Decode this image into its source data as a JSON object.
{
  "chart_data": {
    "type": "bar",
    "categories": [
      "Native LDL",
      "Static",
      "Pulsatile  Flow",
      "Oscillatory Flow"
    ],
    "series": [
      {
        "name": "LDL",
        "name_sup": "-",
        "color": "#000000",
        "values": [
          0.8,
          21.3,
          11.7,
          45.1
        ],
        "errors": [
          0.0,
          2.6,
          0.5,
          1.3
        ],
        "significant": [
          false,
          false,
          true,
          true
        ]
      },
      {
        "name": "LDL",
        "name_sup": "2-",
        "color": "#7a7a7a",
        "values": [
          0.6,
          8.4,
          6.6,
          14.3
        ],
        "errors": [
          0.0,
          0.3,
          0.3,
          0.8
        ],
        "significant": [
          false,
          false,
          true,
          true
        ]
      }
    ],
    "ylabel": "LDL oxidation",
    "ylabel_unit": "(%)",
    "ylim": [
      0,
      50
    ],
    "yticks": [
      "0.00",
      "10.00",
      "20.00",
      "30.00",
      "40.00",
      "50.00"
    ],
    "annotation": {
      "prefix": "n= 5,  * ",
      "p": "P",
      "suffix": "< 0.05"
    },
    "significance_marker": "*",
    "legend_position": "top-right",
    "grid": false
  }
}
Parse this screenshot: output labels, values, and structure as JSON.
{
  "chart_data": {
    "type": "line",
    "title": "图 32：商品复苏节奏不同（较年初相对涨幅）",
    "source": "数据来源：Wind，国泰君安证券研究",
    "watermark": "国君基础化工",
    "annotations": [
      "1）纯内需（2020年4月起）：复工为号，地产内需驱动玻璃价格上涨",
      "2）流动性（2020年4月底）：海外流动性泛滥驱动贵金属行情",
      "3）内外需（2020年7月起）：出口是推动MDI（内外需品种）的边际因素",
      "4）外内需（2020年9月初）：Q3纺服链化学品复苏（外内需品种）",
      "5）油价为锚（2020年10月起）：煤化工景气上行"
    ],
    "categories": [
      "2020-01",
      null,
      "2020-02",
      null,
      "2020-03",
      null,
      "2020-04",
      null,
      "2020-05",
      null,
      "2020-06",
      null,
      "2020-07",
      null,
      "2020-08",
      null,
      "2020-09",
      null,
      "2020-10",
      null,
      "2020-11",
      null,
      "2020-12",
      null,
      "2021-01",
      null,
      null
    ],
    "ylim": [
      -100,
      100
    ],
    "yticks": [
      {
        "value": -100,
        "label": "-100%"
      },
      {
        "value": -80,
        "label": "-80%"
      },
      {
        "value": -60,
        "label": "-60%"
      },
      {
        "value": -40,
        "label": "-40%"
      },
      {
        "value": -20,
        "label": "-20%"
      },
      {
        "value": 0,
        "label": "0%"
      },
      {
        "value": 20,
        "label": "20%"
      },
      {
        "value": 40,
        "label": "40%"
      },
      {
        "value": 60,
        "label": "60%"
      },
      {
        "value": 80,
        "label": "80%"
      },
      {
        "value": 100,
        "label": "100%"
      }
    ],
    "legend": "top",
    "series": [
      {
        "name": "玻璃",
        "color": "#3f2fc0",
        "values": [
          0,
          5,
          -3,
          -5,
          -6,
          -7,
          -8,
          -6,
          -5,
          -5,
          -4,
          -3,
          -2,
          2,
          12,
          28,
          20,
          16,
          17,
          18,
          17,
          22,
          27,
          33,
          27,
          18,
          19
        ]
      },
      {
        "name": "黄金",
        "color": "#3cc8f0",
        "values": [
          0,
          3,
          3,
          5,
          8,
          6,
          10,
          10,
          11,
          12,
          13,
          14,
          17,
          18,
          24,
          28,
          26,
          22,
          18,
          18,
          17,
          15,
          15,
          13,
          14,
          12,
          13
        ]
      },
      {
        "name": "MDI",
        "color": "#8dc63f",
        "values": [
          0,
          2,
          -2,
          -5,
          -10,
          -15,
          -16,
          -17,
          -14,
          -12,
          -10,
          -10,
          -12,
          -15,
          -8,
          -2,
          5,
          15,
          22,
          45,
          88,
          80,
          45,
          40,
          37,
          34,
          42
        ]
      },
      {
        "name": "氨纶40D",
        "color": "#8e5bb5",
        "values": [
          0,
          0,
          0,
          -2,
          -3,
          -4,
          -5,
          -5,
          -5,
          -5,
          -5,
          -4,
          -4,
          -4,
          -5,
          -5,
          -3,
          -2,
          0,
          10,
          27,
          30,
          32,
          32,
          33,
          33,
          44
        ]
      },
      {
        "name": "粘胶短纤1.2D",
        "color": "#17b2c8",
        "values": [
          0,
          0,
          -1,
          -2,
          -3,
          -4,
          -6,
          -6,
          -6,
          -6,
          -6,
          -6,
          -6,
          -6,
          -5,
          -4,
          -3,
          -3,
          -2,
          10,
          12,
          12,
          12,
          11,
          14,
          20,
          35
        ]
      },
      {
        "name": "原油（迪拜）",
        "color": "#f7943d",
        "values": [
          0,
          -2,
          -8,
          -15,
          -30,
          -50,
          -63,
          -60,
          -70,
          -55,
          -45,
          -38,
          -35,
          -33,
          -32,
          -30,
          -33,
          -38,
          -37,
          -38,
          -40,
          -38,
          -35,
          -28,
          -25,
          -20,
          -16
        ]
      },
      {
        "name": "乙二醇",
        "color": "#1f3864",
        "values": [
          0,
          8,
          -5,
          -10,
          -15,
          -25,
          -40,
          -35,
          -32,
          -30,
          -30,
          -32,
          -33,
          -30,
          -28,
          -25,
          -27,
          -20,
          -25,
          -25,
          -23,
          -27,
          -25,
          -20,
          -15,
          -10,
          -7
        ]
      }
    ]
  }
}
◇ ◇ ◇
Read the data above and pull out each line that holds the string "this".

- _Written solution_:
Decode this image into its source data as a JSON object.
Parse this screenshot: output labels, values, and structure as JSON.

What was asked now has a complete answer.